Check each line of the records below and collect those that include the word "related".

Start of LISTED ENTRIES

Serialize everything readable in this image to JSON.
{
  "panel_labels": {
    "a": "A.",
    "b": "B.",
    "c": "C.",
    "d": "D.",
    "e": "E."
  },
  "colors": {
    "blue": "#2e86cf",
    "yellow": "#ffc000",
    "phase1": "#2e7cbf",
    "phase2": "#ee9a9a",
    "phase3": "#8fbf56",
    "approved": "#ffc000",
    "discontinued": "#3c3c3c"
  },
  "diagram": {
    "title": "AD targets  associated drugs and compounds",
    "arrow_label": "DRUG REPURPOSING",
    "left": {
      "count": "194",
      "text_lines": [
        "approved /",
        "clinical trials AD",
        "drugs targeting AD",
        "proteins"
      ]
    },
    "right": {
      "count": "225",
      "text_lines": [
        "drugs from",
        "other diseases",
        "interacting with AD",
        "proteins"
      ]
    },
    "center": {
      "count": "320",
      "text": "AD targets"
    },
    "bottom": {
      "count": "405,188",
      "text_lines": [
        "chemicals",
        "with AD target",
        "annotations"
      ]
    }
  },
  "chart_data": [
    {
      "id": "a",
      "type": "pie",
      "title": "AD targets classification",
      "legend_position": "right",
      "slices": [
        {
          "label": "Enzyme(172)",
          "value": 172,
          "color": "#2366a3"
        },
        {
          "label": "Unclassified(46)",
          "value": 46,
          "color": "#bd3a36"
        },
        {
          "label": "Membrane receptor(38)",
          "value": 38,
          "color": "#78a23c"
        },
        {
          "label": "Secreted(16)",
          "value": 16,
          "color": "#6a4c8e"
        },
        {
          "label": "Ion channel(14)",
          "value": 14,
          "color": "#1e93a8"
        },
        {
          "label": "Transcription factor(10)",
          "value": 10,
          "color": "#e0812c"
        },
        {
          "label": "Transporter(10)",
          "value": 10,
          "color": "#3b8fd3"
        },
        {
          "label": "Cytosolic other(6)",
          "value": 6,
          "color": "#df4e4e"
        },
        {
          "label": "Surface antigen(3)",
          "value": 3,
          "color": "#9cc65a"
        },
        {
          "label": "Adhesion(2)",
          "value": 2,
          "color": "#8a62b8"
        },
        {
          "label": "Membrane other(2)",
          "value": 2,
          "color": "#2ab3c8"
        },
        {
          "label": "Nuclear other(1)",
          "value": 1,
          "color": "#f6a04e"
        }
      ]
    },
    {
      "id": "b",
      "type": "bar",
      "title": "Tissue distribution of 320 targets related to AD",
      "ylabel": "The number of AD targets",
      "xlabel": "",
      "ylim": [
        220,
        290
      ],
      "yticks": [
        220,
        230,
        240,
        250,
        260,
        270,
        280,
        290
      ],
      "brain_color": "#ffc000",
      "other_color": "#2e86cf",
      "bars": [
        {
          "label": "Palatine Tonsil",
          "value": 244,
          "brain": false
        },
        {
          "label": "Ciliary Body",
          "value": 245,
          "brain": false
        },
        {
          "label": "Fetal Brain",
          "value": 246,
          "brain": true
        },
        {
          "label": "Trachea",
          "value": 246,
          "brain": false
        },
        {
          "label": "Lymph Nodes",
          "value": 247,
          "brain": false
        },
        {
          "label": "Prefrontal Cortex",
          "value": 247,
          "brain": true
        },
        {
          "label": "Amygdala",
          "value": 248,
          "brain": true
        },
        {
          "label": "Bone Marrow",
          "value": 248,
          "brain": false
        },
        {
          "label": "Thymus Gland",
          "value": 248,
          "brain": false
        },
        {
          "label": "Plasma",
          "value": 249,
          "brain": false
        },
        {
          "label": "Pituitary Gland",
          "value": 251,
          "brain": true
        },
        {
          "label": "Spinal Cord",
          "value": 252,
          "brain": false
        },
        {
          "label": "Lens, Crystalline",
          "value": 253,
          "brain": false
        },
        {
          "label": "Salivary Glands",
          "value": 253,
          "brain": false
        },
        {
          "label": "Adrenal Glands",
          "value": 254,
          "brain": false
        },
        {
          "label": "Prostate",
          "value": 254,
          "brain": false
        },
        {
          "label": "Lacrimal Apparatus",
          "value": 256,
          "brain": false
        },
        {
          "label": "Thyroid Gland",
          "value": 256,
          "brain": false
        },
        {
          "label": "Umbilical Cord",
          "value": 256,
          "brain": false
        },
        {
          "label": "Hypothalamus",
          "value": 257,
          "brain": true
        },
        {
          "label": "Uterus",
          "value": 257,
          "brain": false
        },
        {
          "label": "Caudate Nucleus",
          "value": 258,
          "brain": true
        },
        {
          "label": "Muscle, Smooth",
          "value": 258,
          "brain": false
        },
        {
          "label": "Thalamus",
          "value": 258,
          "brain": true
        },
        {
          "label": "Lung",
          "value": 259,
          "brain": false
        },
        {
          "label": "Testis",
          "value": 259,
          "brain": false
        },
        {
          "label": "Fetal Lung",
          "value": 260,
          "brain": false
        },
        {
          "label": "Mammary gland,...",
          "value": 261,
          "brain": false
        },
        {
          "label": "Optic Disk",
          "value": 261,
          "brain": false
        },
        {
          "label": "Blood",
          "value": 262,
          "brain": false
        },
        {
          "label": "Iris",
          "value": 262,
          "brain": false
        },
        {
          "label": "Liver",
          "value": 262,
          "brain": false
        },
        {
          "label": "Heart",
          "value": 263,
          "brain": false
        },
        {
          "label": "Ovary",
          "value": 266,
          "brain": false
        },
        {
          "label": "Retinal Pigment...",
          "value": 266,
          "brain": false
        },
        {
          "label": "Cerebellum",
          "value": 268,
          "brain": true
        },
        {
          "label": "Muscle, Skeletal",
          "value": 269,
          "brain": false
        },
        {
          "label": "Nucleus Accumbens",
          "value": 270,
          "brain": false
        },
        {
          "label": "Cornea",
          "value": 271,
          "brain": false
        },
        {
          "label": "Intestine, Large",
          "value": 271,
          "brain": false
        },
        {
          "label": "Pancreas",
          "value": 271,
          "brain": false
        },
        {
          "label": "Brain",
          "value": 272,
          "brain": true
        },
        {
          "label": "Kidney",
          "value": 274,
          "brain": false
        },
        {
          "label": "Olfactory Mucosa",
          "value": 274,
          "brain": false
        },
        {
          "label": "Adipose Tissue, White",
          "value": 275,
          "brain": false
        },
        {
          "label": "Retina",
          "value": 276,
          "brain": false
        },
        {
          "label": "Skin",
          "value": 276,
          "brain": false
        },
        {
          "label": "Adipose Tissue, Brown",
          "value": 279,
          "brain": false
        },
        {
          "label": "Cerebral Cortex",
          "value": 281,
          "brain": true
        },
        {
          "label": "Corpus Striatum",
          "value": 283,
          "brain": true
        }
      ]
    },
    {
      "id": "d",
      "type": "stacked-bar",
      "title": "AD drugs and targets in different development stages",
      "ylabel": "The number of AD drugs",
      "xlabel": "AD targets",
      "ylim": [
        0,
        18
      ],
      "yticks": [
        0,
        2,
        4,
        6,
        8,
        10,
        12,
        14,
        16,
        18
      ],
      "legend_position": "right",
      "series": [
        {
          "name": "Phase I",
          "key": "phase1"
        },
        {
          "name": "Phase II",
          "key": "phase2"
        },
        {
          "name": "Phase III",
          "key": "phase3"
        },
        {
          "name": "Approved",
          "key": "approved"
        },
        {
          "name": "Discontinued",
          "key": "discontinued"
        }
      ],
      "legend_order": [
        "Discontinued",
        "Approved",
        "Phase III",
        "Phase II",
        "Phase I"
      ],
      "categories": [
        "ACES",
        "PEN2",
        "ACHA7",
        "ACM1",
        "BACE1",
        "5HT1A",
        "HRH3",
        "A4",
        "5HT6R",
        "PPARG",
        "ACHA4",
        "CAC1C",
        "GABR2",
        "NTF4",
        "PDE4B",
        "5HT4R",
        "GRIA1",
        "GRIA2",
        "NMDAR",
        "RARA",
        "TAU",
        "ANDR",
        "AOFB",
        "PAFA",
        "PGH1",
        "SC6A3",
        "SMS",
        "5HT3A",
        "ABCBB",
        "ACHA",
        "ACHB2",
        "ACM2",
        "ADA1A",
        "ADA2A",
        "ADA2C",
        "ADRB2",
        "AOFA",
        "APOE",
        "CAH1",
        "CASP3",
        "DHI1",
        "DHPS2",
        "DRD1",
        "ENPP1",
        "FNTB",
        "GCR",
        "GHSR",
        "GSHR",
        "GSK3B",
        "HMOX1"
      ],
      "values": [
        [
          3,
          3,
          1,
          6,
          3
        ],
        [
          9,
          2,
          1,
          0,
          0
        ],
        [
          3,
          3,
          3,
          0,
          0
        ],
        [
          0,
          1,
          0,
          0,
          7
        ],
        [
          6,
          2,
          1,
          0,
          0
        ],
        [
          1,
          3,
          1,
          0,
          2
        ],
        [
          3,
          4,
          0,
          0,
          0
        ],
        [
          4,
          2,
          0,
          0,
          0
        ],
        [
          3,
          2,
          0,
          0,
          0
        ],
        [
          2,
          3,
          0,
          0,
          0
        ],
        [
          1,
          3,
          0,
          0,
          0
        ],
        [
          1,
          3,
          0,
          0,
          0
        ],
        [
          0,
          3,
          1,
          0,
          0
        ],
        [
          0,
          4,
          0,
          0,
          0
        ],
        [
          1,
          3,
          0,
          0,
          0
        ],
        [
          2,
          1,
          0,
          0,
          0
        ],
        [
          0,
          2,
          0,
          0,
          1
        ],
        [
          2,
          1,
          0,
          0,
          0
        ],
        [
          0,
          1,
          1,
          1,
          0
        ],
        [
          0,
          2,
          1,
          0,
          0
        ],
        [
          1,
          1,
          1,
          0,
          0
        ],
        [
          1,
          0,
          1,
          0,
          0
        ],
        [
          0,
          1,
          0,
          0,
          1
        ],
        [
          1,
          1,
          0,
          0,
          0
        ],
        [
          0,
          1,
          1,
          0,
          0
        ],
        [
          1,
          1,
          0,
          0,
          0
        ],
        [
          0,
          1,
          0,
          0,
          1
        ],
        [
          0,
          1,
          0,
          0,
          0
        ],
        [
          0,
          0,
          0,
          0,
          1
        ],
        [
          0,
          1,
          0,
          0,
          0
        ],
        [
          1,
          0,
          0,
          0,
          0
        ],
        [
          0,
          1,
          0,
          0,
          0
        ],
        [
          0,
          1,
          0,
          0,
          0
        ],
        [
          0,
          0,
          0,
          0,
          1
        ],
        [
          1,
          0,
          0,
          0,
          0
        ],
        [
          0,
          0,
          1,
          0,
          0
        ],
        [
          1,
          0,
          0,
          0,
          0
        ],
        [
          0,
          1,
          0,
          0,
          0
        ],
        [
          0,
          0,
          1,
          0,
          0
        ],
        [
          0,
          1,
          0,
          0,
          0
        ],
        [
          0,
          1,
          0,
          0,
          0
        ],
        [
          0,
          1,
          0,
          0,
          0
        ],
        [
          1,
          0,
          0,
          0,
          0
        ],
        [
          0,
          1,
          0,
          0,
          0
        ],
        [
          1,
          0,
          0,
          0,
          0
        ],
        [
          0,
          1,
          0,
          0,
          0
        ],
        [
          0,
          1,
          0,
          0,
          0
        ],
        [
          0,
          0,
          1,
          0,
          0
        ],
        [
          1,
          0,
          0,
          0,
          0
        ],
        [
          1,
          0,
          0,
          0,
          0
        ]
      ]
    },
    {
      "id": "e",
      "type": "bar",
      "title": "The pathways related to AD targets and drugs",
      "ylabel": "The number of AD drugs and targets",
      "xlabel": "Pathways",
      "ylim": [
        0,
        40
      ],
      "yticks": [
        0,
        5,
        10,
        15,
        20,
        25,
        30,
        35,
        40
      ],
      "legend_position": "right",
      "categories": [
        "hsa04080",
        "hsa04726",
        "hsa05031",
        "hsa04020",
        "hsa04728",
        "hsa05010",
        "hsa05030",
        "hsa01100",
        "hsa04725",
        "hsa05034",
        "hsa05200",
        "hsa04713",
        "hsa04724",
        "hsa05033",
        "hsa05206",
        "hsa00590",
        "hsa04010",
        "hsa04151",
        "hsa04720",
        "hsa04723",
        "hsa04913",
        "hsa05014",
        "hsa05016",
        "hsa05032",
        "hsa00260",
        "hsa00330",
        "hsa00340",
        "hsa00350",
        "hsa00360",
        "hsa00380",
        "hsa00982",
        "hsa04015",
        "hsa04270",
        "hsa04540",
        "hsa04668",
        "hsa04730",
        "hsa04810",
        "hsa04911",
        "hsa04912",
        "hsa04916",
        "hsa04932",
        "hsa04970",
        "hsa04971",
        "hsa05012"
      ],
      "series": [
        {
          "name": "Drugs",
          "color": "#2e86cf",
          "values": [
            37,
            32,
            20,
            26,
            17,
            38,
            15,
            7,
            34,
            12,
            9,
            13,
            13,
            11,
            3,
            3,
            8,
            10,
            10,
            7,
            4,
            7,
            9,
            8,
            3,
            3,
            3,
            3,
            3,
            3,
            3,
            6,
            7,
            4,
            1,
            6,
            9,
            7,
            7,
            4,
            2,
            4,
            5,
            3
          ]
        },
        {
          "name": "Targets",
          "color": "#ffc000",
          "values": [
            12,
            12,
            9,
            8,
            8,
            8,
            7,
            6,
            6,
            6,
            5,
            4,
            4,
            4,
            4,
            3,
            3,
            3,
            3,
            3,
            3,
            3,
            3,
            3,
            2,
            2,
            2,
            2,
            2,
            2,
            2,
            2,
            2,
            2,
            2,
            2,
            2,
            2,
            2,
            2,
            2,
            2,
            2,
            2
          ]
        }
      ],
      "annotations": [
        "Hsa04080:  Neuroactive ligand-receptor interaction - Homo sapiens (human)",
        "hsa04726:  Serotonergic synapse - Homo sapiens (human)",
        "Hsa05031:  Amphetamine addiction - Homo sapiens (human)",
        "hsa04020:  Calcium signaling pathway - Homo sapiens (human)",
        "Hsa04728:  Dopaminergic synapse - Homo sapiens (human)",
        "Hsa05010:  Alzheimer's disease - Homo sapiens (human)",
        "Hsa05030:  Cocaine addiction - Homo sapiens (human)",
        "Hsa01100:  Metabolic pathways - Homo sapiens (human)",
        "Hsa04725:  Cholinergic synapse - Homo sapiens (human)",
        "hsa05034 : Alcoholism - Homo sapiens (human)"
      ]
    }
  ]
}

End of LISTED ENTRIES

◆ RESPONSE TO THIS EXERCISE
      "title": "Tissue distribution of 320 targets related to AD",
      "title": "The pathways related to AD targets and drugs",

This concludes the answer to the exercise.